:: WHAT YOU ARE ASKED TO DO ::
Pictures stay out; everything else in the records below is copied exactly.

-- Start --

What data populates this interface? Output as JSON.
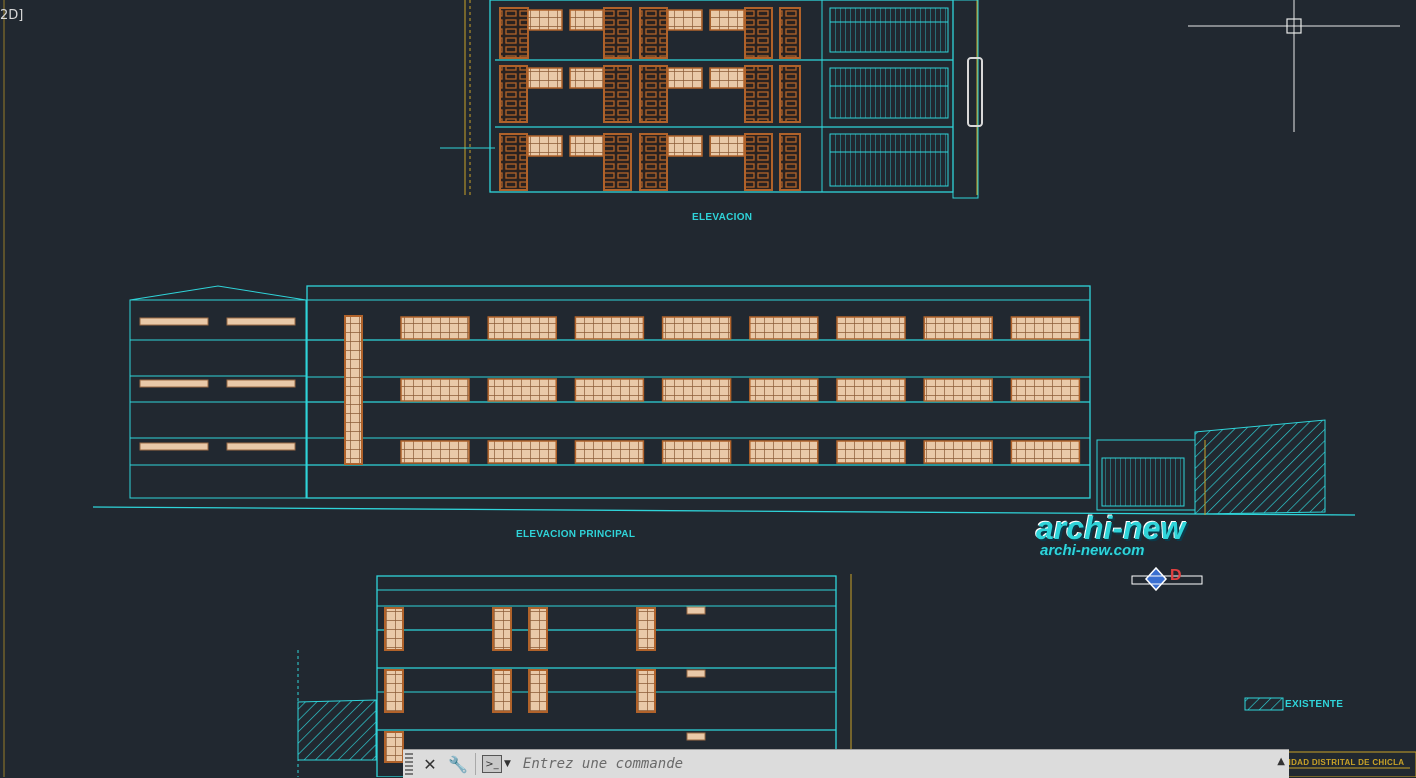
{
  "viewport": {
    "view_label": "2D]"
  },
  "labels": {
    "elevation_top": "ELEVACION",
    "elevation_main": "ELEVACION PRINCIPAL",
    "legend_existing": "EXISTENTE",
    "title_block": "MUNICIPALIDAD DISTRITAL DE CHICLA"
  },
  "watermark": {
    "brand": "archi-new",
    "url": "archi-new.com"
  },
  "command_line": {
    "placeholder": "Entrez une commande"
  },
  "colors": {
    "background": "#212830",
    "cyan": "#2fd4d9",
    "window_frame": "#b0622a",
    "glass": "#e9c9a8",
    "dimension": "#c9a227"
  },
  "icons": [
    "crosshair-cursor",
    "close-icon",
    "wrench-icon",
    "command-prompt-icon",
    "chevron-down-icon",
    "history-up-icon"
  ]
}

-- End --

:: RESULT ::
What data populates this interface? Output as JSON.
{
  "viewport": {
    "view_label": "2D]"
  },
  "labels": {
    "elevation_top": "ELEVACION",
    "elevation_main": "ELEVACION PRINCIPAL",
    "legend_existing": "EXISTENTE",
    "title_block": "MUNICIPALIDAD DISTRITAL DE CHICLA"
  },
  "watermark": {
    "brand": "archi-new",
    "url": "archi-new.com"
  },
  "command_line": {
    "placeholder": "Entrez une commande"
  },
  "colors": {
    "background": "#212830",
    "cyan": "#2fd4d9",
    "window_frame": "#b0622a",
    "glass": "#e9c9a8",
    "dimension": "#c9a227"
  },
  "icons": [
    "crosshair-cursor",
    "close-icon",
    "wrench-icon",
    "command-prompt-icon",
    "chevron-down-icon",
    "history-up-icon"
  ]
}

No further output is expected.